-- BEGIN Excerpted data --

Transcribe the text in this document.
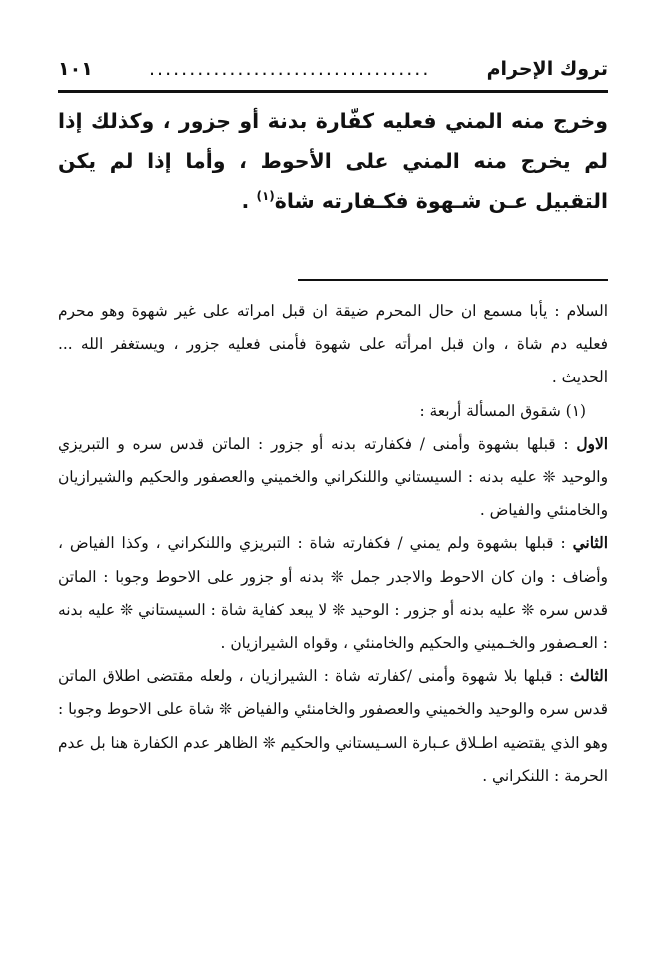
تروك الإحرام
...................................
١٠١
وخرج منه المني فعليه كفّارة بدنة أو جزور ، وكذلك إذا لم يخرج منه المني على الأحوط ، وأما إذا لم يكن التقبيل عـن شـهوة فكـفارته شاة$^{(١)}$ .

السلام : يأبا مسمع ان حال المحرم ضيقة ان قبل امراته على غير شهوة وهو محرم فعليه دم شاة ، وان قبل امرأته على شهوة فأمنى فعليه جزور ، ويستغفر الله ... الحديث .

(١) شقوق المسألة أربعة :

الاول : قبلها بشهوة وأمنى / فكفارته بدنه أو جزور : الماتن قدس سره و التبريزي والوحيد ❊ عليه بدنه : السيستاني واللنكراني والخميني والعصفور والحكيم والشيرازيان والخامنئي والفياض .

الثاني : قبلها بشهوة ولم يمني / فكفارته شاة : التبريزي واللنكراني ، وكذا الفياض ، وأضاف : وان كان الاحوط والاجدر جمل ❊ بدنه أو جزور على الاحوط وجوبا : الماتن قدس سره ❊ عليه بدنه أو جزور : الوحيد ❊ لا يبعد كفاية شاة : السيستاني ❊ عليه بدنه : العـصفور والخـميني والحكيم والخامنئي ، وقواه الشيرازيان .

الثالث : قبلها بلا شهوة وأمنى /كفارته شاة : الشيرازيان ، ولعله مقتضى اطلاق الماتن قدس سره والوحيد والخميني والعصفور والخامنئي والفياض ❊ شاة على الاحوط وجوبا : وهو الذي يقتضيه اطـلاق عـبارة السـيستاني والحكيم ❊ الظاهر عدم الكفارة هنا بل عدم الحرمة : اللنكراني .
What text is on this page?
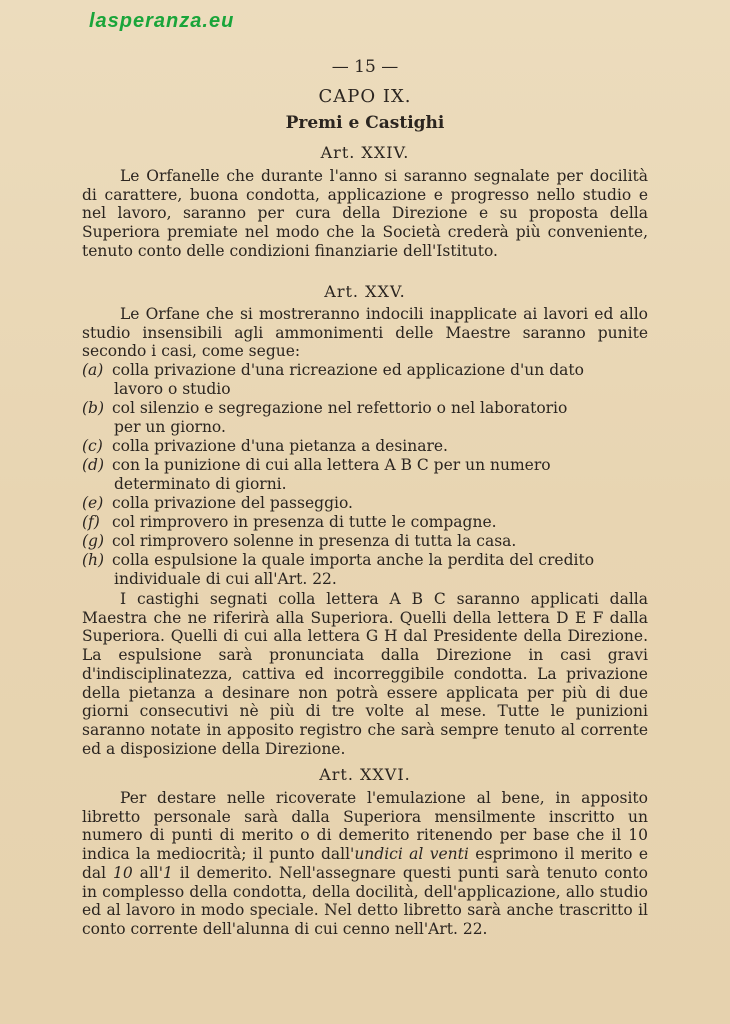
lasperanza.eu
— 15 —
CAPO IX.
Premi e Castighi
Art. XXIV.

Le Orfanelle che durante l'anno si saranno segnalate per docilità di carattere, buona condotta, applicazione e progresso nello studio e nel lavoro, saranno per cura della Direzione e su proposta della Superiora premiate nel modo che la Società crederà più conveniente, tenuto conto delle condizioni finanziarie dell'Istituto.

Art. XXV.

Le Orfane che si mostreranno indocili inapplicate ai lavori ed allo studio insensibili agli ammonimenti delle Maestre saranno punite secondo i casi, come segue:

(a) colla privazione d'una ricreazione ed applicazione d'un dato
lavoro o studio
(b) col silenzio e segregazione nel refettorio o nel laboratorio
per un giorno.
(c) colla privazione d'una pietanza a desinare.
(d) con la punizione di cui alla lettera A B C per un numero
determinato di giorni.
(e) colla privazione del passeggio.
(f) col rimprovero in presenza di tutte le compagne.
(g) col rimprovero solenne in presenza di tutta la casa.
(h) colla espulsione la quale importa anche la perdita del credito
individuale di cui all'Art. 22.

I castighi segnati colla lettera A B C saranno applicati dalla Maestra che ne riferirà alla Superiora. Quelli della lettera D E F dalla Superiora. Quelli di cui alla lettera G H dal Presidente della Direzione. La espulsione sarà pronunciata dalla Direzione in casi gravi d'indisciplinatezza, cattiva ed incorreggibile condotta. La privazione della pietanza a desinare non potrà essere applicata per più di due giorni consecutivi nè più di tre volte al mese. Tutte le punizioni saranno notate in apposito registro che sarà sempre tenuto al corrente ed a disposizione della Direzione.

Art. XXVI.

Per destare nelle ricoverate l'emulazione al bene, in apposito libretto personale sarà dalla Superiora mensilmente inscritto un numero di punti di merito o di demerito ritenendo per base che il 10 indica la mediocrità; il punto dall'undici al venti esprimono il merito e dal 10 all'1 il demerito. Nell'assegnare questi punti sarà tenuto conto in complesso della condotta, della docilità, dell'applicazione, allo studio ed al lavoro in modo speciale. Nel detto libretto sarà anche trascritto il conto corrente dell'alunna di cui cenno nell'Art. 22.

-- END Excerpted data --

* **Given instruction**
Keep the pictures out of the copy and return the rest of the data above exactly.

* **Correct result**
Transcribe the text in this document.
تروك الإحرام
...................................
١٠١
وخرج منه المني فعليه كفّارة بدنة أو جزور ، وكذلك إذا لم يخرج منه المني على الأحوط ، وأما إذا لم يكن التقبيل عـن شـهوة فكـفارته شاة$^{(١)}$ .

السلام : يأبا مسمع ان حال المحرم ضيقة ان قبل امراته على غير شهوة وهو محرم فعليه دم شاة ، وان قبل امرأته على شهوة فأمنى فعليه جزور ، ويستغفر الله ... الحديث .

(١) شقوق المسألة أربعة :

الاول : قبلها بشهوة وأمنى / فكفارته بدنه أو جزور : الماتن قدس سره و التبريزي والوحيد ❊ عليه بدنه : السيستاني واللنكراني والخميني والعصفور والحكيم والشيرازيان والخامنئي والفياض .

الثاني : قبلها بشهوة ولم يمني / فكفارته شاة : التبريزي واللنكراني ، وكذا الفياض ، وأضاف : وان كان الاحوط والاجدر جمل ❊ بدنه أو جزور على الاحوط وجوبا : الماتن قدس سره ❊ عليه بدنه أو جزور : الوحيد ❊ لا يبعد كفاية شاة : السيستاني ❊ عليه بدنه : العـصفور والخـميني والحكيم والخامنئي ، وقواه الشيرازيان .

الثالث : قبلها بلا شهوة وأمنى /كفارته شاة : الشيرازيان ، ولعله مقتضى اطلاق الماتن قدس سره والوحيد والخميني والعصفور والخامنئي والفياض ❊ شاة على الاحوط وجوبا : وهو الذي يقتضيه اطـلاق عـبارة السـيستاني والحكيم ❊ الظاهر عدم الكفارة هنا بل عدم الحرمة : اللنكراني .
What text is on this page?
lasperanza.eu
— 15 —
CAPO IX.
Premi e Castighi
Art. XXIV.

Le Orfanelle che durante l'anno si saranno segnalate per docilità di carattere, buona condotta, applicazione e progresso nello studio e nel lavoro, saranno per cura della Direzione e su proposta della Superiora premiate nel modo che la Società crederà più conveniente, tenuto conto delle condizioni finanziarie dell'Istituto.

Art. XXV.

Le Orfane che si mostreranno indocili inapplicate ai lavori ed allo studio insensibili agli ammonimenti delle Maestre saranno punite secondo i casi, come segue:

(a) colla privazione d'una ricreazione ed applicazione d'un dato
lavoro o studio
(b) col silenzio e segregazione nel refettorio o nel laboratorio
per un giorno.
(c) colla privazione d'una pietanza a desinare.
(d) con la punizione di cui alla lettera A B C per un numero
determinato di giorni.
(e) colla privazione del passeggio.
(f) col rimprovero in presenza di tutte le compagne.
(g) col rimprovero solenne in presenza di tutta la casa.
(h) colla espulsione la quale importa anche la perdita del credito
individuale di cui all'Art. 22.

I castighi segnati colla lettera A B C saranno applicati dalla Maestra che ne riferirà alla Superiora. Quelli della lettera D E F dalla Superiora. Quelli di cui alla lettera G H dal Presidente della Direzione. La espulsione sarà pronunciata dalla Direzione in casi gravi d'indisciplinatezza, cattiva ed incorreggibile condotta. La privazione della pietanza a desinare non potrà essere applicata per più di due giorni consecutivi nè più di tre volte al mese. Tutte le punizioni saranno notate in apposito registro che sarà sempre tenuto al corrente ed a disposizione della Direzione.

Art. XXVI.

Per destare nelle ricoverate l'emulazione al bene, in apposito libretto personale sarà dalla Superiora mensilmente inscritto un numero di punti di merito o di demerito ritenendo per base che il 10 indica la mediocrità; il punto dall'undici al venti esprimono il merito e dal 10 all'1 il demerito. Nell'assegnare questi punti sarà tenuto conto in complesso della condotta, della docilità, dell'applicazione, allo studio ed al lavoro in modo speciale. Nel detto libretto sarà anche trascritto il conto corrente dell'alunna di cui cenno nell'Art. 22.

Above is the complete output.